__WHAT NEEDS TO BE DONE__. Copy out all the lines where "Финансиране" shows up.

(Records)
= = =

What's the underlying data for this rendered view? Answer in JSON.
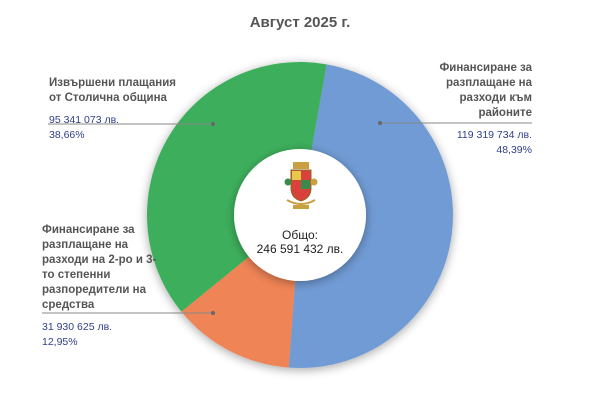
{
  "chart_data": {
    "type": "pie",
    "subtype": "donut",
    "title": "Август  2025 г.",
    "center_label": "Общо:",
    "center_value": "246 591 432 лв.",
    "slices": [
      {
        "label": "Финансиране за разплащане на разходи към районите",
        "value": 119319734,
        "value_text": "119 319 734 лв.",
        "percent": 48.39,
        "percent_text": "48,39%",
        "color": "#6f9bd4"
      },
      {
        "label": "Финансиране за разплащане на разходи на 2-ро и 3-то степенни разпоредители на средства",
        "value": 31930625,
        "value_text": "31 930 625 лв.",
        "percent": 12.95,
        "percent_text": "12,95%",
        "color": "#ef8457"
      },
      {
        "label": "Извършени плащания от Столична община",
        "value": 95341073,
        "value_text": "95 341 073 лв.",
        "percent": 38.66,
        "percent_text": "38,66%",
        "color": "#3daf5b"
      }
    ]
  }
}
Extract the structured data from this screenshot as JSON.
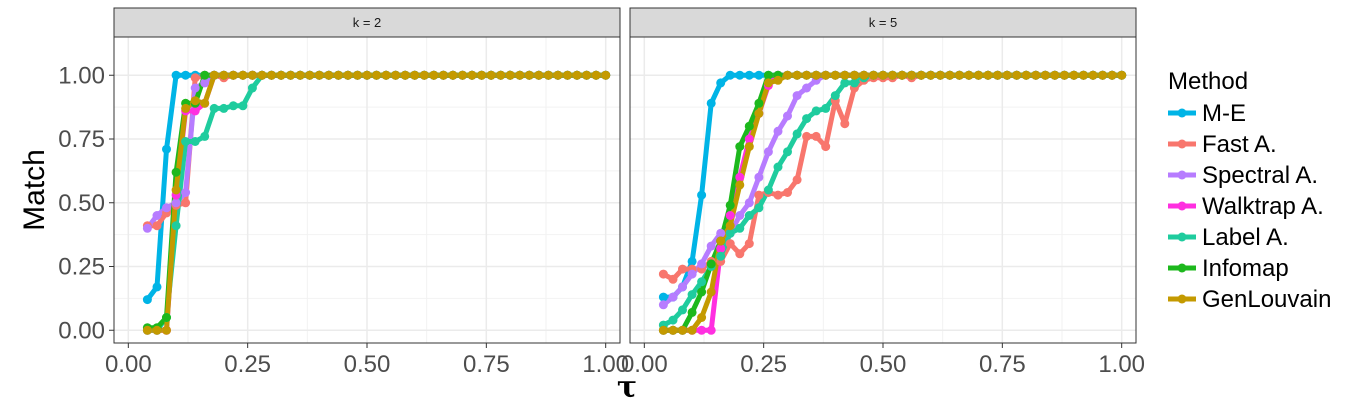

= = =

__EXERCISE OUTPUT__.
        "label": "Финансиране за разплащане на разходи към районите",
        "label": "Финансиране за разплащане на разходи на 2-ро и 3-то степенни разпоредители на средства",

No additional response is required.